» **Goal**
Reproduce the rows below word for word, from the first one through the row containing "- scale-label-10: 10: [611, 437, 631, 458]", and stop there.

'''

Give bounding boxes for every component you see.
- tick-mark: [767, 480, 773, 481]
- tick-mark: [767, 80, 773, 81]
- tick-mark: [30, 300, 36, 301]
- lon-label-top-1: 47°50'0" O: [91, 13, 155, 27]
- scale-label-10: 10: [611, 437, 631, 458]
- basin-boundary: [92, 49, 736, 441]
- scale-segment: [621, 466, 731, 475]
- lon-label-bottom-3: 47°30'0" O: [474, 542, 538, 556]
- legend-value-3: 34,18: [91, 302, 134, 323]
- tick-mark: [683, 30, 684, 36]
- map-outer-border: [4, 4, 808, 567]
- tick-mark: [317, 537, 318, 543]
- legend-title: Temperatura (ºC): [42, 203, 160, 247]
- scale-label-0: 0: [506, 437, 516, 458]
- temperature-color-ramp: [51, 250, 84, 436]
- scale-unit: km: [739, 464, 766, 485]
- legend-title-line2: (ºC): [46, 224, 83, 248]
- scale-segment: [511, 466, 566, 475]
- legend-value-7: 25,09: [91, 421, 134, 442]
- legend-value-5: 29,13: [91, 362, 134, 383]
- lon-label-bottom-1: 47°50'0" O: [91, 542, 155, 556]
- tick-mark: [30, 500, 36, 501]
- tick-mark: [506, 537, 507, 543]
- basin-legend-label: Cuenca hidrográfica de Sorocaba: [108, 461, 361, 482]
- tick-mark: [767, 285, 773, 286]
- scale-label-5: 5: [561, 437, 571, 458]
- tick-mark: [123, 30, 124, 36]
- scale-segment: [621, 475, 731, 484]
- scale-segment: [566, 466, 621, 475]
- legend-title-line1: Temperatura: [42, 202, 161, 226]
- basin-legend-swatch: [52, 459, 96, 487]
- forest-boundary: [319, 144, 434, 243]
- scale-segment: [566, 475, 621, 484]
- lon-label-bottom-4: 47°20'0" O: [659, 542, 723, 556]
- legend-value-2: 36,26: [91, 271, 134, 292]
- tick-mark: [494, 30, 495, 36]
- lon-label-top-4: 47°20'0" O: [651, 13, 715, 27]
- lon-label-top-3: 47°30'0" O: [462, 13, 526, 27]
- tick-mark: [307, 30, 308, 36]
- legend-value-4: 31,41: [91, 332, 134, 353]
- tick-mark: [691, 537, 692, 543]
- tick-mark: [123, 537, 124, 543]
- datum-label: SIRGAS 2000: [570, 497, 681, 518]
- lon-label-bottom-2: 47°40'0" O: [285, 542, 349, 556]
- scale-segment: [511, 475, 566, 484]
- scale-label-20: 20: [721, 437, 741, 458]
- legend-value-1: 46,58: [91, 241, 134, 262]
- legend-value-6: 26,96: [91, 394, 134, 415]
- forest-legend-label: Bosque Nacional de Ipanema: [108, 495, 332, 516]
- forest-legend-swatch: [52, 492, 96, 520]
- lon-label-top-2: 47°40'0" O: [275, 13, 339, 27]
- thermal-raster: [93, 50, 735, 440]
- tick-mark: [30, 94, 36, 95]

'''

» **Full answer**
Give bounding boxes for every component you see.
- tick-mark: [767, 480, 773, 481]
- tick-mark: [767, 80, 773, 81]
- tick-mark: [30, 300, 36, 301]
- lon-label-top-1: 47°50'0" O: [91, 13, 155, 27]
- scale-label-10: 10: [611, 437, 631, 458]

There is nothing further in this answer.